Start

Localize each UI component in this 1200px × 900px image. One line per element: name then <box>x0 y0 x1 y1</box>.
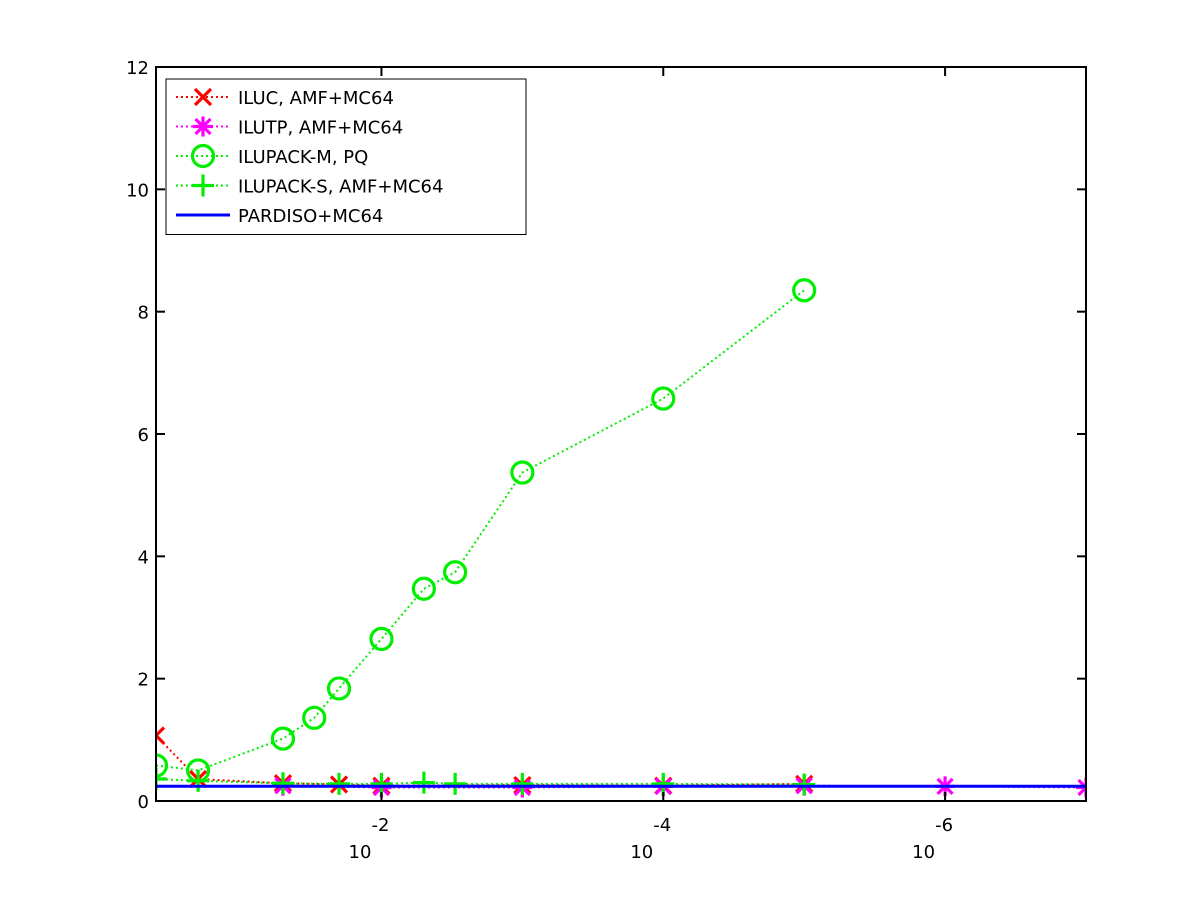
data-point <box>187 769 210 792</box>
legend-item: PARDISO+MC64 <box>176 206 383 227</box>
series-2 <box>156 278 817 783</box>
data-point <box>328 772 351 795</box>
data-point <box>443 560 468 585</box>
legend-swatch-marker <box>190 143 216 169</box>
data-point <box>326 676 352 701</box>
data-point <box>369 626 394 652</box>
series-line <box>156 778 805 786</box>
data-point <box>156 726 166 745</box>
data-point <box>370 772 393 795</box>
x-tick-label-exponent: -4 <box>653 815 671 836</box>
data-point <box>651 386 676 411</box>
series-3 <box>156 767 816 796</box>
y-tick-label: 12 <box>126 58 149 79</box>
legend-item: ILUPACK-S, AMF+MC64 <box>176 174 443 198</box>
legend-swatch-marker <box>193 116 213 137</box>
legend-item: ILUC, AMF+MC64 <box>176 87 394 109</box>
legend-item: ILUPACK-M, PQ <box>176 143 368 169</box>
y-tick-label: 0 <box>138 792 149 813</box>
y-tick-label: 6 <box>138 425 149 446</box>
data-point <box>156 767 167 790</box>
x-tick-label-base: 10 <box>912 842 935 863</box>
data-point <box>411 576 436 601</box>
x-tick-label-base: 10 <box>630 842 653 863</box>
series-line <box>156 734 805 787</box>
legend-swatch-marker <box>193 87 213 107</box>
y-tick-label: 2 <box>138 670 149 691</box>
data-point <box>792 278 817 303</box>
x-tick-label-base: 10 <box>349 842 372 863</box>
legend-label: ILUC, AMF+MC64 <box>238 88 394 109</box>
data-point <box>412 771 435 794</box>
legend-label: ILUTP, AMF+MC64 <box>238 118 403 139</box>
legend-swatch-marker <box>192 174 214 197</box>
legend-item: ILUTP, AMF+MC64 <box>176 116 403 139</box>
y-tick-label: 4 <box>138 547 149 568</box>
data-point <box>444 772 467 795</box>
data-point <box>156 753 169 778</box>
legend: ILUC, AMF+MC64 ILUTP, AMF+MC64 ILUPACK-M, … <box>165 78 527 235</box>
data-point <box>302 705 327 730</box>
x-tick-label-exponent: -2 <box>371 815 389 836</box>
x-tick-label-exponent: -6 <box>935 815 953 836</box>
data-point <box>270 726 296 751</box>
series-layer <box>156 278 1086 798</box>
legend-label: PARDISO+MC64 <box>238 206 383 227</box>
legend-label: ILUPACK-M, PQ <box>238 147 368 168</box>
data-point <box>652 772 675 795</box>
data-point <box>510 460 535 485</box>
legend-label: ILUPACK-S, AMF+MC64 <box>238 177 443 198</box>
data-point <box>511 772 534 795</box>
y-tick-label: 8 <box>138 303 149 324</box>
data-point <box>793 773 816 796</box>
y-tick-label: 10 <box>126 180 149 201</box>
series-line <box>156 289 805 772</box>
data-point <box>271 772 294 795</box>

End

§ AIM
Pull every line of the listing above out word for word, and leave the picture out of your answer.

§ TASK RESPONSE
Localize each UI component in this 1200px × 900px image. One line per element: name then <box>x0 y0 x1 y1</box>.
data-point <box>187 769 210 792</box>
legend-item: PARDISO+MC64 <box>176 206 383 227</box>
series-2 <box>156 278 817 783</box>
data-point <box>328 772 351 795</box>
data-point <box>443 560 468 585</box>
legend-swatch-marker <box>190 143 216 169</box>
data-point <box>326 676 352 701</box>
data-point <box>369 626 394 652</box>
series-line <box>156 778 805 786</box>
data-point <box>156 726 166 745</box>
data-point <box>370 772 393 795</box>
x-tick-label-exponent: -4 <box>653 815 671 836</box>
data-point <box>651 386 676 411</box>
series-3 <box>156 767 816 796</box>
y-tick-label: 12 <box>126 58 149 79</box>
legend-item: ILUPACK-S, AMF+MC64 <box>176 174 443 198</box>
legend-swatch-marker <box>193 116 213 137</box>
legend-item: ILUC, AMF+MC64 <box>176 87 394 109</box>
legend-item: ILUPACK-M, PQ <box>176 143 368 169</box>
y-tick-label: 0 <box>138 792 149 813</box>
y-tick-label: 6 <box>138 425 149 446</box>
data-point <box>156 767 167 790</box>
x-tick-label-base: 10 <box>912 842 935 863</box>
data-point <box>411 576 436 601</box>
x-tick-label-base: 10 <box>630 842 653 863</box>
series-line <box>156 734 805 787</box>
legend-swatch-marker <box>193 87 213 107</box>
y-tick-label: 2 <box>138 670 149 691</box>
data-point <box>792 278 817 303</box>
x-tick-label-base: 10 <box>349 842 372 863</box>
legend-label: ILUC, AMF+MC64 <box>238 88 394 109</box>
data-point <box>412 771 435 794</box>
legend-label: ILUTP, AMF+MC64 <box>238 118 403 139</box>
legend-swatch-marker <box>192 174 214 197</box>
legend-item: ILUTP, AMF+MC64 <box>176 116 403 139</box>
y-tick-label: 4 <box>138 547 149 568</box>
data-point <box>444 772 467 795</box>
data-point <box>156 753 169 778</box>
legend: ILUC, AMF+MC64 ILUTP, AMF+MC64 ILUPACK-M, … <box>165 78 527 235</box>
data-point <box>302 705 327 730</box>
x-tick-label-exponent: -2 <box>371 815 389 836</box>
x-tick-label-exponent: -6 <box>935 815 953 836</box>
data-point <box>270 726 296 751</box>
series-layer <box>156 278 1086 798</box>
legend-label: PARDISO+MC64 <box>238 206 383 227</box>
legend-label: ILUPACK-M, PQ <box>238 147 368 168</box>
data-point <box>652 772 675 795</box>
data-point <box>510 460 535 485</box>
legend-label: ILUPACK-S, AMF+MC64 <box>238 177 443 198</box>
data-point <box>511 772 534 795</box>
y-tick-label: 8 <box>138 303 149 324</box>
data-point <box>793 773 816 796</box>
y-tick-label: 10 <box>126 180 149 201</box>
series-line <box>156 289 805 772</box>
data-point <box>271 772 294 795</box>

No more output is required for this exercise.